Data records
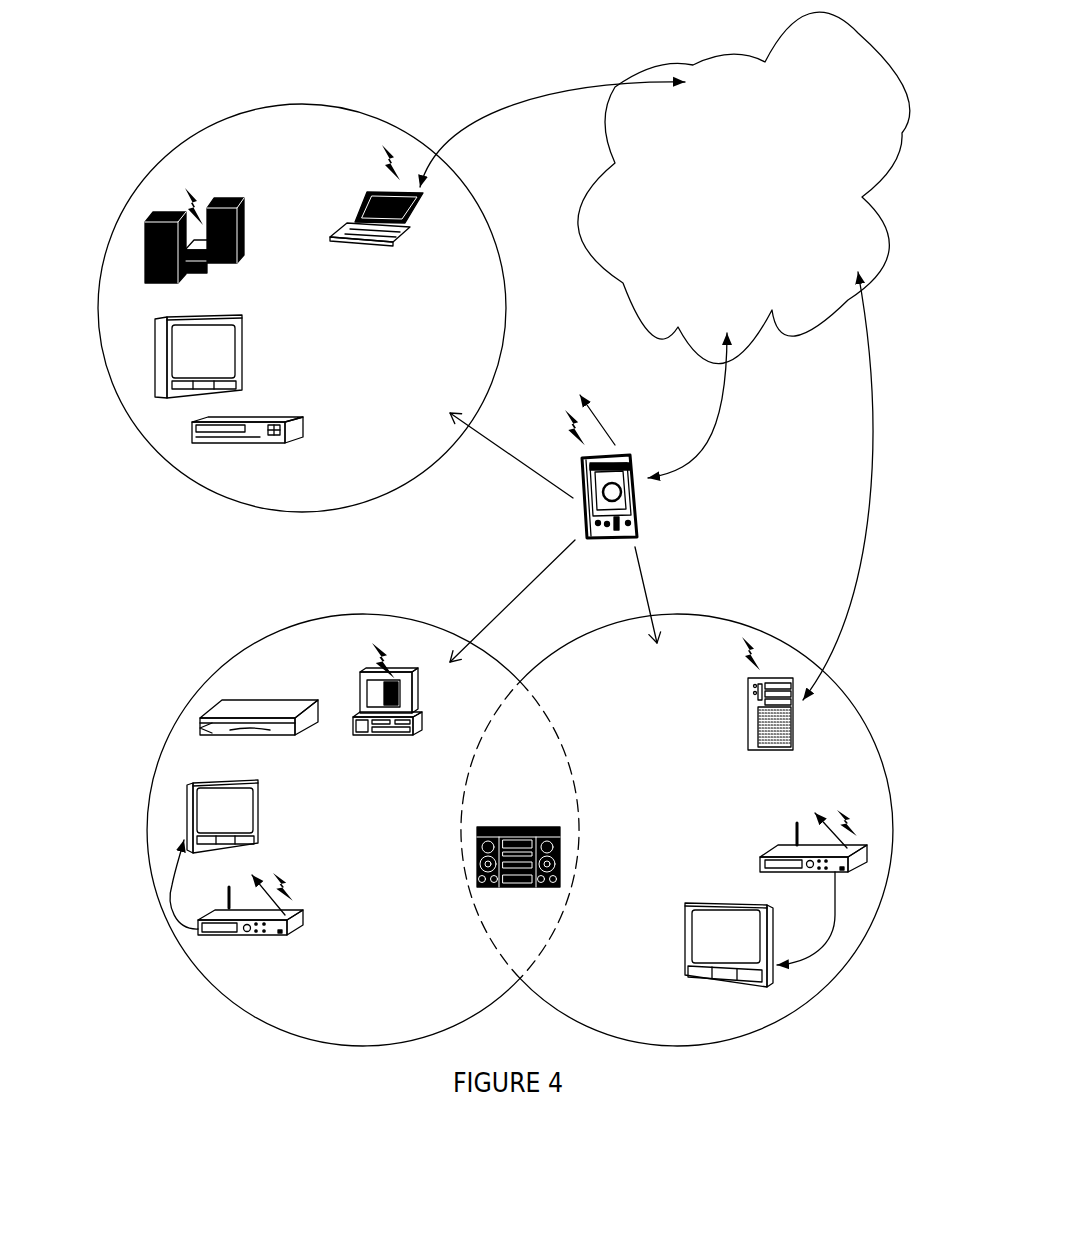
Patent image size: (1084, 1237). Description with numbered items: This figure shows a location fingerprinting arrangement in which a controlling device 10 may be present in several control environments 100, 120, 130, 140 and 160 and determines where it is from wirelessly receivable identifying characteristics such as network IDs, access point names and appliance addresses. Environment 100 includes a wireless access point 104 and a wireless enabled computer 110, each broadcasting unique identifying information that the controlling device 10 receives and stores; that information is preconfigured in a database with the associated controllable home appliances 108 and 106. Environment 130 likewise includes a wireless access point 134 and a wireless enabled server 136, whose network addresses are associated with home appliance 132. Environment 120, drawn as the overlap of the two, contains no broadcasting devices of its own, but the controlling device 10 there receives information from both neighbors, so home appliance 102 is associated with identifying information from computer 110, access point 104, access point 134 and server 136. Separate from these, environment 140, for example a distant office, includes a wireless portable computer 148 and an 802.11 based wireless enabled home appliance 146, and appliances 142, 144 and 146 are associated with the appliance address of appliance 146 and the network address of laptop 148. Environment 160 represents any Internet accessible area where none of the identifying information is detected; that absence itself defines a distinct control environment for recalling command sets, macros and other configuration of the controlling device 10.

The controlling device 10 is at (643, 512).
The control environment 100 is at (353, 1023).
The home appliance 102 is at (555, 833).
The wireless access point 104 is at (258, 935).
The controllable home appliance 106 is at (187, 781).
The controllable home appliance 108 is at (210, 718).
The wireless enabled computer 110 is at (400, 676).
The control environment 120 is at (522, 960).
The control environment 130 is at (707, 1020).
The home appliance 132 is at (760, 985).
The wireless access point 134 is at (860, 867).
The wireless enabled server 136 is at (772, 678).
The control environment 140 is at (307, 495).
The appliance 142 is at (208, 443).
The appliance 144 is at (155, 347).
The wireless enabled home appliance 146 is at (168, 205).
The wireless portable computer 148 is at (397, 192).
The control environment 160 is at (735, 68).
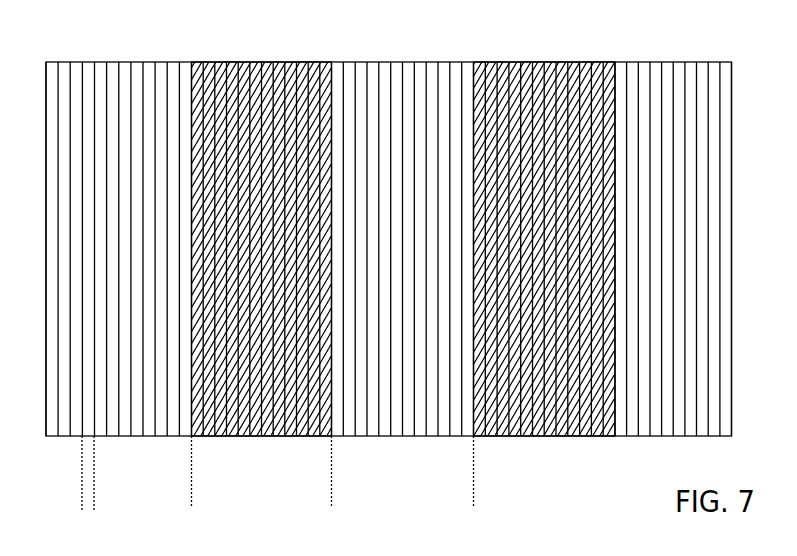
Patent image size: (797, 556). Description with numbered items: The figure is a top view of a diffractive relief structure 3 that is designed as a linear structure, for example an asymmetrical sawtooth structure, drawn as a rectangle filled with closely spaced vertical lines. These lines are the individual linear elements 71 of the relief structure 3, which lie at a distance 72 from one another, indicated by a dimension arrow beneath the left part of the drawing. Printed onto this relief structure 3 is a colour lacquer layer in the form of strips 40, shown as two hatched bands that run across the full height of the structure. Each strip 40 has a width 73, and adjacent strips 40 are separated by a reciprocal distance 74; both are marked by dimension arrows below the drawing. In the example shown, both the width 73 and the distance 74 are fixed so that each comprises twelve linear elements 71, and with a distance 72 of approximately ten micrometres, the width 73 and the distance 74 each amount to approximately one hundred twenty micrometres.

The diffractive relief structure 3 is at (691, 59).
The strips 40 is at (260, 66).
The linear elements 71 is at (107, 72).
The distance 72 is at (132, 498).
The width 73 is at (332, 498).
The reciprocal distance 74 is at (474, 498).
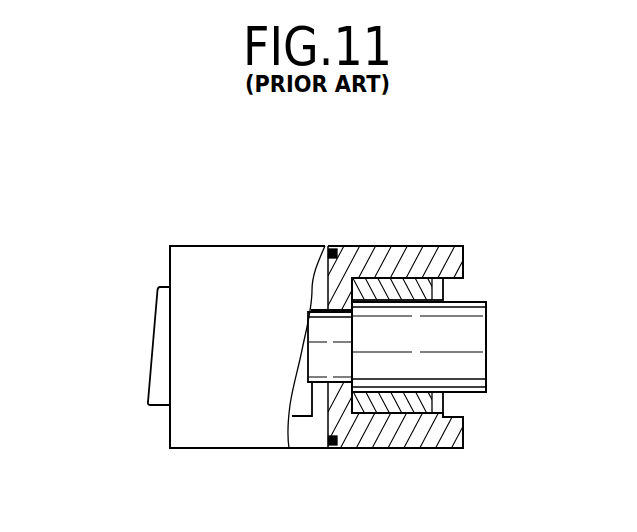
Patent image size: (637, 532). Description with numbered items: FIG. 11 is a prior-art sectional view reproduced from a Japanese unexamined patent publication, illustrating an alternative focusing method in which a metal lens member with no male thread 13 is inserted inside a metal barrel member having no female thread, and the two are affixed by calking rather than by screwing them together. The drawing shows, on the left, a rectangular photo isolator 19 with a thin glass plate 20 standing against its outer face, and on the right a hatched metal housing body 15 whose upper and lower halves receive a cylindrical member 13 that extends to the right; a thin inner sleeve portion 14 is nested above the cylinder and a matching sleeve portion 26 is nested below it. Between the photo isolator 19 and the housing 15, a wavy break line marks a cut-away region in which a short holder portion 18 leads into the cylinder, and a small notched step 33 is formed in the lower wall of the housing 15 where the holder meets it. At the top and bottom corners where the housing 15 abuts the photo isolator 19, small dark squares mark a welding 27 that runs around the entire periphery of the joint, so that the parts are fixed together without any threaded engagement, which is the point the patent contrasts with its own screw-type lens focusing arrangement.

The male thread 13 is at (475, 328).
The sleeve 14 is at (422, 290).
The housing 15 is at (400, 250).
The holder 18 is at (302, 393).
The photo isolator 19 is at (227, 253).
The glass plate 20 is at (163, 323).
The sleeve portion 26 is at (444, 411).
The welding (entire periphery) 27 is at (332, 248).
The step 33 is at (340, 393).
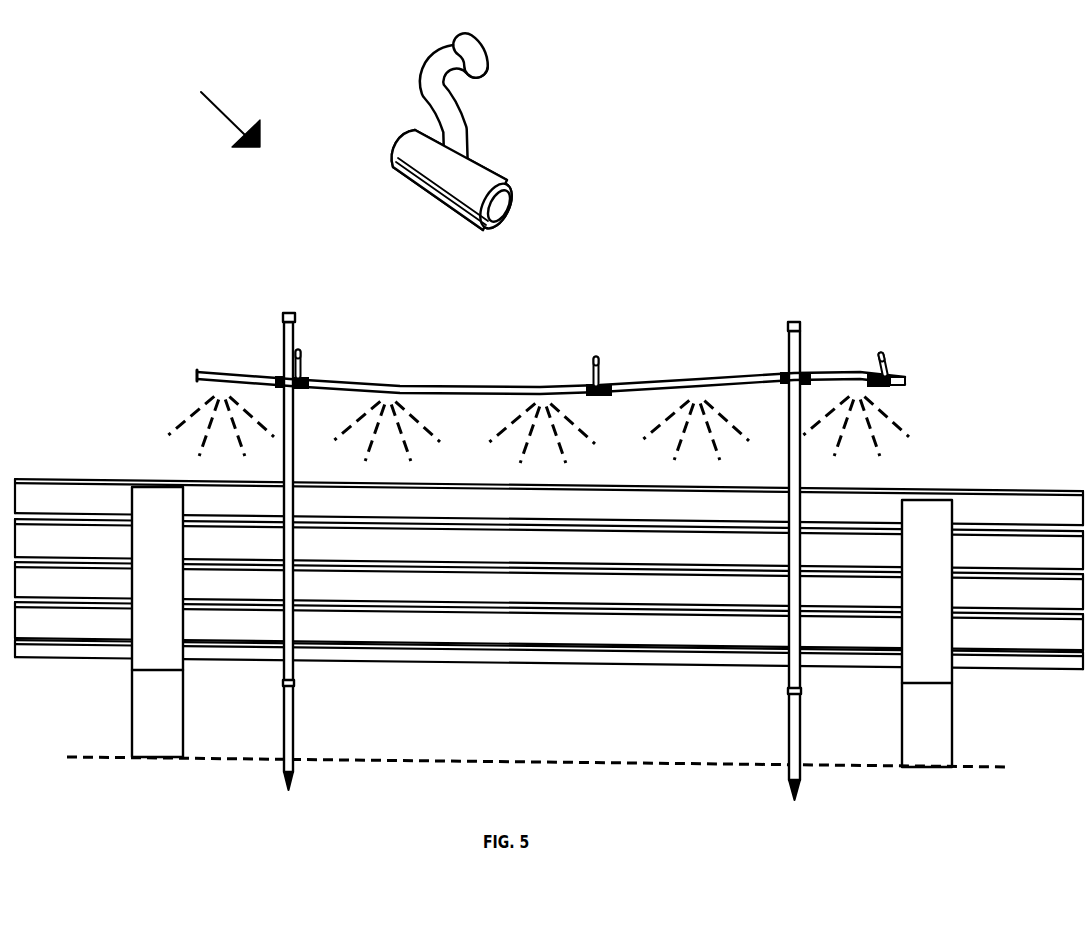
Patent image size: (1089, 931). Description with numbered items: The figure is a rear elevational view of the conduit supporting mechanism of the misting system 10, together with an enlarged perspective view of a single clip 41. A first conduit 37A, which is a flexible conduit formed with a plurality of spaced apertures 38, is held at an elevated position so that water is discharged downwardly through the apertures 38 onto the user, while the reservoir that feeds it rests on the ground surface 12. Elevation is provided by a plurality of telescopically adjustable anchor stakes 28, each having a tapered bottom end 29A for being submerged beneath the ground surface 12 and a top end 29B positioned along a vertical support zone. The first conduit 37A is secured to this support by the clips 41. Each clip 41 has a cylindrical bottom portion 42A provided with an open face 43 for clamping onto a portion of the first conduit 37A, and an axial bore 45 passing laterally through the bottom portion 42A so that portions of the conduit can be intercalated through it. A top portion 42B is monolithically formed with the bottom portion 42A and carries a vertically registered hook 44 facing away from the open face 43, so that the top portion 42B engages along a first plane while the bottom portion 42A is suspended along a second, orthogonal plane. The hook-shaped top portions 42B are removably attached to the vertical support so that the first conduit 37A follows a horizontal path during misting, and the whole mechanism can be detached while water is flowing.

The sprinkler system 10 is at (219, 107).
The ground surface 12 is at (568, 762).
The anchor stake 28 is at (300, 628).
The tapered bottom end 29A is at (288, 782).
The top end 29B is at (289, 313).
The first conduit 37A is at (245, 373).
The spaced apertures 38 is at (550, 397).
The clip 41 is at (470, 157).
The cylindrical bottom portion 42A is at (490, 183).
The top portion 42B is at (468, 102).
The open face 43 is at (888, 388).
The vertically registered hook 44 is at (477, 60).
The axial bore 45 is at (497, 205).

— AIM —
Change "Patent image size" to "Drawing size" everywhere it appears in the listing above, and give every other line unchanged. Leave the pictures out of your answer.

— EXPECTED ANSWER —
Drawing size: (1084, 1237). Description with numbered items: This figure shows a location fingerprinting arrangement in which a controlling device 10 may be present in several control environments 100, 120, 130, 140 and 160 and determines where it is from wirelessly receivable identifying characteristics such as network IDs, access point names and appliance addresses. Environment 100 includes a wireless access point 104 and a wireless enabled computer 110, each broadcasting unique identifying information that the controlling device 10 receives and stores; that information is preconfigured in a database with the associated controllable home appliances 108 and 106. Environment 130 likewise includes a wireless access point 134 and a wireless enabled server 136, whose network addresses are associated with home appliance 132. Environment 120, drawn as the overlap of the two, contains no broadcasting devices of its own, but the controlling device 10 there receives information from both neighbors, so home appliance 102 is associated with identifying information from computer 110, access point 104, access point 134 and server 136. Separate from these, environment 140, for example a distant office, includes a wireless portable computer 148 and an 802.11 based wireless enabled home appliance 146, and appliances 142, 144 and 146 are associated with the appliance address of appliance 146 and the network address of laptop 148. Environment 160 represents any Internet accessible area where none of the identifying information is detected; that absence itself defines a distinct control environment for recalling command sets, macros and other configuration of the controlling device 10.

The controlling device 10 is at (643, 512).
The control environment 100 is at (353, 1023).
The home appliance 102 is at (555, 833).
The wireless access point 104 is at (258, 935).
The controllable home appliance 106 is at (187, 781).
The controllable home appliance 108 is at (210, 718).
The wireless enabled computer 110 is at (400, 676).
The control environment 120 is at (522, 960).
The control environment 130 is at (707, 1020).
The home appliance 132 is at (760, 985).
The wireless access point 134 is at (860, 867).
The wireless enabled server 136 is at (772, 678).
The control environment 140 is at (307, 495).
The appliance 142 is at (208, 443).
The appliance 144 is at (155, 347).
The wireless enabled home appliance 146 is at (168, 205).
The wireless portable computer 148 is at (397, 192).
The control environment 160 is at (735, 68).
Drawing size: (797, 556). Description with numbered items: The figure is a top view of a diffractive relief structure 3 that is designed as a linear structure, for example an asymmetrical sawtooth structure, drawn as a rectangle filled with closely spaced vertical lines. These lines are the individual linear elements 71 of the relief structure 3, which lie at a distance 72 from one another, indicated by a dimension arrow beneath the left part of the drawing. Printed onto this relief structure 3 is a colour lacquer layer in the form of strips 40, shown as two hatched bands that run across the full height of the structure. Each strip 40 has a width 73, and adjacent strips 40 are separated by a reciprocal distance 74; both are marked by dimension arrows below the drawing. In the example shown, both the width 73 and the distance 74 are fixed so that each comprises twelve linear elements 71, and with a distance 72 of approximately ten micrometres, the width 73 and the distance 74 each amount to approximately one hundred twenty micrometres.

The diffractive relief structure 3 is at (691, 59).
The strips 40 is at (260, 66).
The linear elements 71 is at (107, 72).
The distance 72 is at (132, 498).
The width 73 is at (332, 498).
The reciprocal distance 74 is at (474, 498).
Drawing size: (637, 532). Description with numbered items: FIG. 11 is a prior-art sectional view reproduced from a Japanese unexamined patent publication, illustrating an alternative focusing method in which a metal lens member with no male thread 13 is inserted inside a metal barrel member having no female thread, and the two are affixed by calking rather than by screwing them together. The drawing shows, on the left, a rectangular photo isolator 19 with a thin glass plate 20 standing against its outer face, and on the right a hatched metal housing body 15 whose upper and lower halves receive a cylindrical member 13 that extends to the right; a thin inner sleeve portion 14 is nested above the cylinder and a matching sleeve portion 26 is nested below it. Between the photo isolator 19 and the housing 15, a wavy break line marks a cut-away region in which a short holder portion 18 leads into the cylinder, and a small notched step 33 is formed in the lower wall of the housing 15 where the holder meets it. At the top and bottom corners where the housing 15 abuts the photo isolator 19, small dark squares mark a welding 27 that runs around the entire periphery of the joint, so that the parts are fixed together without any threaded engagement, which is the point the patent contrasts with its own screw-type lens focusing arrangement.

The male thread 13 is at (475, 328).
The sleeve 14 is at (422, 290).
The housing 15 is at (400, 250).
The holder 18 is at (302, 393).
The photo isolator 19 is at (227, 253).
The glass plate 20 is at (163, 323).
The sleeve portion 26 is at (444, 411).
The welding (entire periphery) 27 is at (332, 248).
The step 33 is at (340, 393).
Drawing size: (1089, 931). Description with numbered items: The figure is a rear elevational view of the conduit supporting mechanism of the misting system 10, together with an enlarged perspective view of a single clip 41. A first conduit 37A, which is a flexible conduit formed with a plurality of spaced apertures 38, is held at an elevated position so that water is discharged downwardly through the apertures 38 onto the user, while the reservoir that feeds it rests on the ground surface 12. Elevation is provided by a plurality of telescopically adjustable anchor stakes 28, each having a tapered bottom end 29A for being submerged beneath the ground surface 12 and a top end 29B positioned along a vertical support zone. The first conduit 37A is secured to this support by the clips 41. Each clip 41 has a cylindrical bottom portion 42A provided with an open face 43 for clamping onto a portion of the first conduit 37A, and an axial bore 45 passing laterally through the bottom portion 42A so that portions of the conduit can be intercalated through it. A top portion 42B is monolithically formed with the bottom portion 42A and carries a vertically registered hook 44 facing away from the open face 43, so that the top portion 42B engages along a first plane while the bottom portion 42A is suspended along a second, orthogonal plane. The hook-shaped top portions 42B are removably attached to the vertical support so that the first conduit 37A follows a horizontal path during misting, and the whole mechanism can be detached while water is flowing.

The sprinkler system 10 is at (219, 107).
The ground surface 12 is at (568, 762).
The anchor stake 28 is at (300, 628).
The tapered bottom end 29A is at (288, 782).
The top end 29B is at (289, 313).
The first conduit 37A is at (245, 373).
The spaced apertures 38 is at (550, 397).
The clip 41 is at (470, 157).
The cylindrical bottom portion 42A is at (490, 183).
The top portion 42B is at (468, 102).
The open face 43 is at (888, 388).
The vertically registered hook 44 is at (477, 60).
The axial bore 45 is at (497, 205).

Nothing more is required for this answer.